#### TASK BRIEF
Reproduce all of the data below without alteration; exclude every picture.

((

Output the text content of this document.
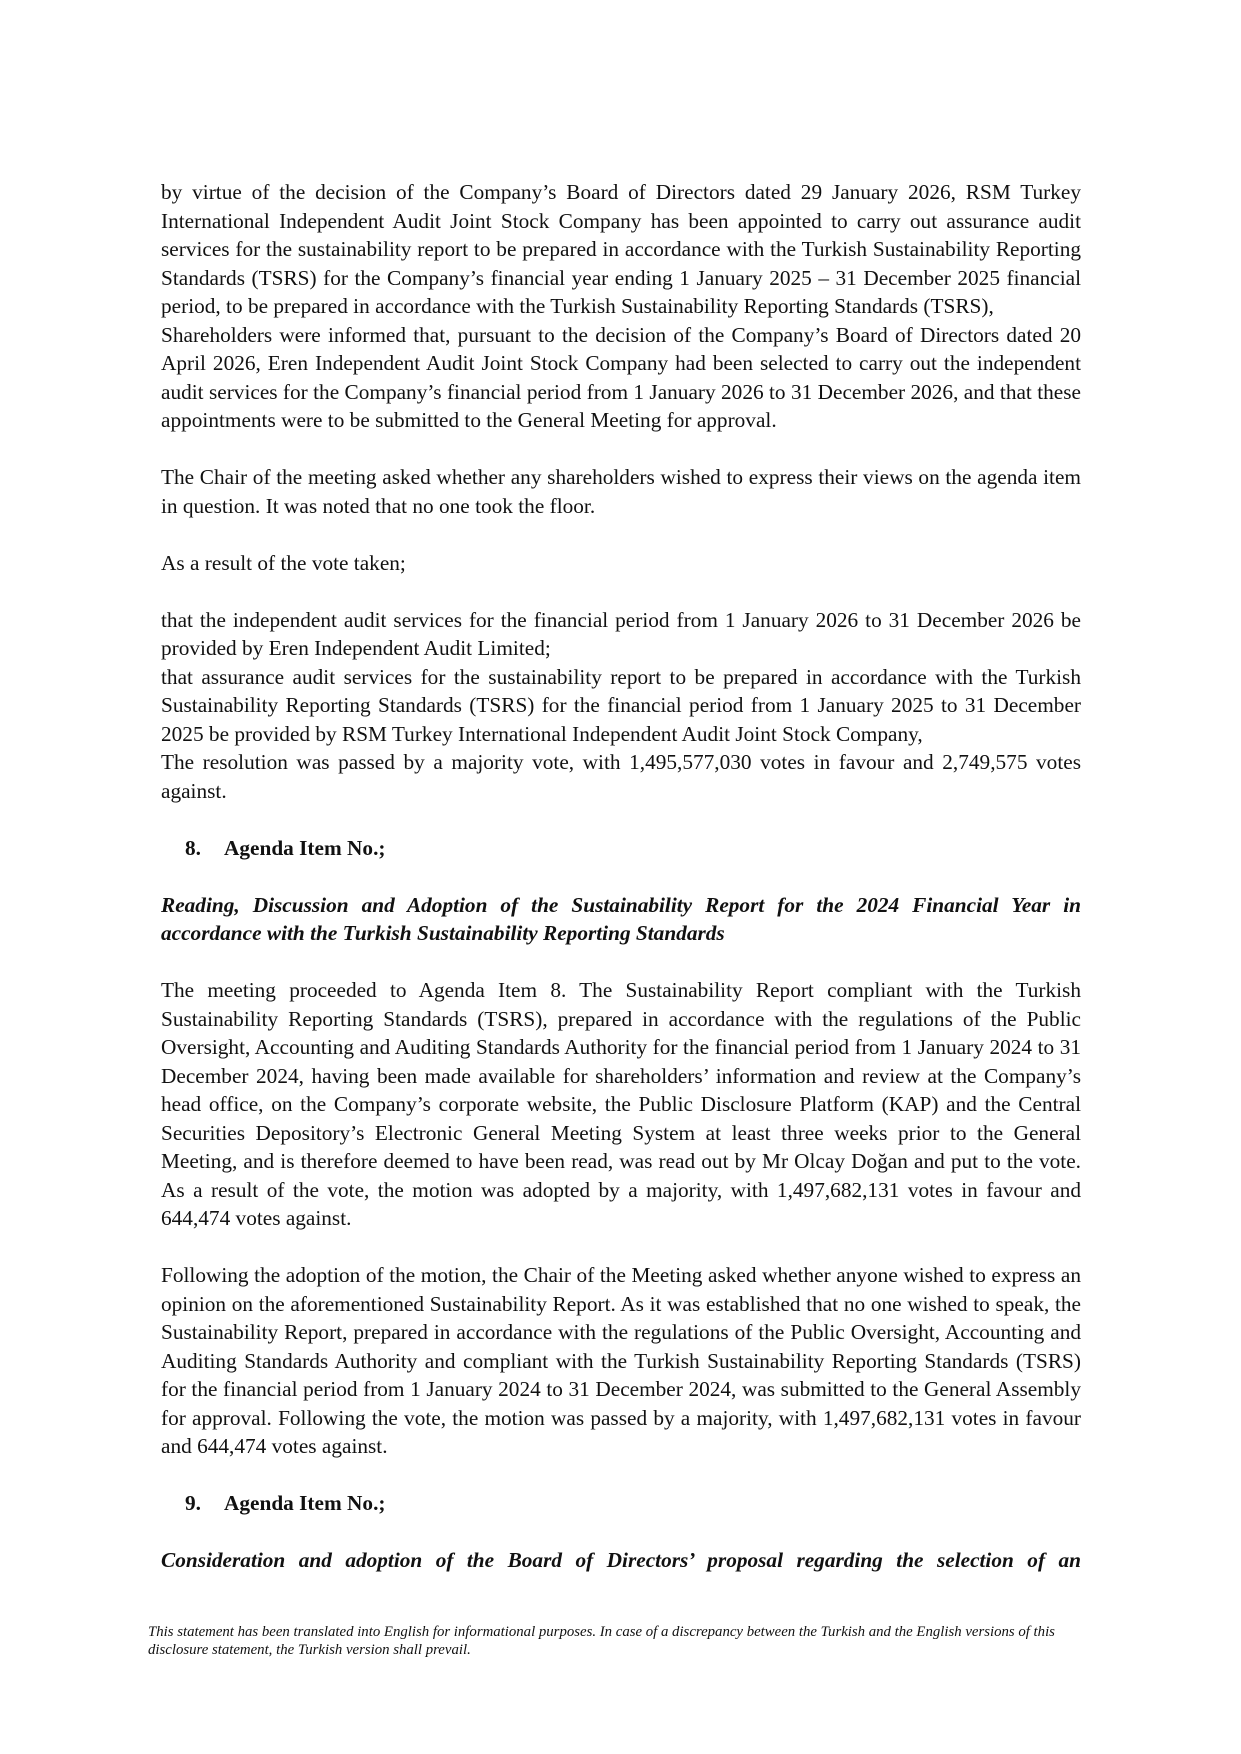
by virtue of the decision of the Company’s Board of Directors dated 29 January 2026, RSM Turkey International Independent Audit Joint Stock Company has been appointed to carry out assurance audit services for the sustainability report to be prepared in accordance with the Turkish Sustainability Reporting Standards (TSRS) for the Company’s financial year ending 1 January 2025 – 31 December 2025 financial period, to be prepared in accordance with the Turkish Sustainability Reporting Standards (TSRS),

Shareholders were informed that, pursuant to the decision of the Company’s Board of Directors dated 20 April 2026, Eren Independent Audit Joint Stock Company had been selected to carry out the independent audit services for the Company’s financial period from 1 January 2026 to 31 December 2026, and that these appointments were to be submitted to the General Meeting for approval.

The Chair of the meeting asked whether any shareholders wished to express their views on the agenda item in question. It was noted that no one took the floor.

As a result of the vote taken;

that the independent audit services for the financial period from 1 January 2026 to 31 December 2026 be provided by Eren Independent Audit Limited;

that assurance audit services for the sustainability report to be prepared in accordance with the Turkish Sustainability Reporting Standards (TSRS) for the financial period from 1 January 2025 to 31 December 2025 be provided by RSM Turkey International Independent Audit Joint Stock Company,

The resolution was passed by a majority vote, with 1,495,577,030 votes in favour and 2,749,575 votes against.

8.	Agenda Item No.;

Reading, Discussion and Adoption of the Sustainability Report for the 2024 Financial Year in accordance with the Turkish Sustainability Reporting Standards

The meeting proceeded to Agenda Item 8. The Sustainability Report compliant with the Turkish Sustainability Reporting Standards (TSRS), prepared in accordance with the regulations of the Public Oversight, Accounting and Auditing Standards Authority for the financial period from 1 January 2024 to 31 December 2024, having been made available for shareholders’ information and review at the Company’s head office, on the Company’s corporate website, the Public Disclosure Platform (KAP) and the Central Securities Depository’s Electronic General Meeting System at least three weeks prior to the General Meeting, and is therefore deemed to have been read, was read out by Mr Olcay Doğan and put to the vote. As a result of the vote, the motion was adopted by a majority, with 1,497,682,131 votes in favour and 644,474 votes against.

Following the adoption of the motion, the Chair of the Meeting asked whether anyone wished to express an opinion on the aforementioned Sustainability Report. As it was established that no one wished to speak, the Sustainability Report, prepared in accordance with the regulations of the Public Oversight, Accounting and Auditing Standards Authority and compliant with the Turkish Sustainability Reporting Standards (TSRS) for the financial period from 1 January 2024 to 31 December 2024, was submitted to the General Assembly for approval. Following the vote, the motion was passed by a majority, with 1,497,682,131 votes in favour and 644,474 votes against.

9.	Agenda Item No.;

Consideration and adoption of the Board of Directors’ proposal regarding the selection of an

This statement has been translated into English for informational purposes. In case of a discrepancy between the Turkish and the English versions of this disclosure statement, the Turkish version shall prevail.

))

#### CORRECT ANSWER
Output the text content of this document.
by virtue of the decision of the Company’s Board of Directors dated 29 January 2026, RSM Turkey International Independent Audit Joint Stock Company has been appointed to carry out assurance audit services for the sustainability report to be prepared in accordance with the Turkish Sustainability Reporting Standards (TSRS) for the Company’s financial year ending 1 January 2025 – 31 December 2025 financial period, to be prepared in accordance with the Turkish Sustainability Reporting Standards (TSRS),

Shareholders were informed that, pursuant to the decision of the Company’s Board of Directors dated 20 April 2026, Eren Independent Audit Joint Stock Company had been selected to carry out the independent audit services for the Company’s financial period from 1 January 2026 to 31 December 2026, and that these appointments were to be submitted to the General Meeting for approval.

The Chair of the meeting asked whether any shareholders wished to express their views on the agenda item in question. It was noted that no one took the floor.

As a result of the vote taken;

that the independent audit services for the financial period from 1 January 2026 to 31 December 2026 be provided by Eren Independent Audit Limited;

that assurance audit services for the sustainability report to be prepared in accordance with the Turkish Sustainability Reporting Standards (TSRS) for the financial period from 1 January 2025 to 31 December 2025 be provided by RSM Turkey International Independent Audit Joint Stock Company,

The resolution was passed by a majority vote, with 1,495,577,030 votes in favour and 2,749,575 votes against.

8.	Agenda Item No.;

Reading, Discussion and Adoption of the Sustainability Report for the 2024 Financial Year in accordance with the Turkish Sustainability Reporting Standards

The meeting proceeded to Agenda Item 8. The Sustainability Report compliant with the Turkish Sustainability Reporting Standards (TSRS), prepared in accordance with the regulations of the Public Oversight, Accounting and Auditing Standards Authority for the financial period from 1 January 2024 to 31 December 2024, having been made available for shareholders’ information and review at the Company’s head office, on the Company’s corporate website, the Public Disclosure Platform (KAP) and the Central Securities Depository’s Electronic General Meeting System at least three weeks prior to the General Meeting, and is therefore deemed to have been read, was read out by Mr Olcay Doğan and put to the vote. As a result of the vote, the motion was adopted by a majority, with 1,497,682,131 votes in favour and 644,474 votes against.

Following the adoption of the motion, the Chair of the Meeting asked whether anyone wished to express an opinion on the aforementioned Sustainability Report. As it was established that no one wished to speak, the Sustainability Report, prepared in accordance with the regulations of the Public Oversight, Accounting and Auditing Standards Authority and compliant with the Turkish Sustainability Reporting Standards (TSRS) for the financial period from 1 January 2024 to 31 December 2024, was submitted to the General Assembly for approval. Following the vote, the motion was passed by a majority, with 1,497,682,131 votes in favour and 644,474 votes against.

9.	Agenda Item No.;

Consideration and adoption of the Board of Directors’ proposal regarding the selection of an

This statement has been translated into English for informational purposes. In case of a discrepancy between the Turkish and the English versions of this disclosure statement, the Turkish version shall prevail.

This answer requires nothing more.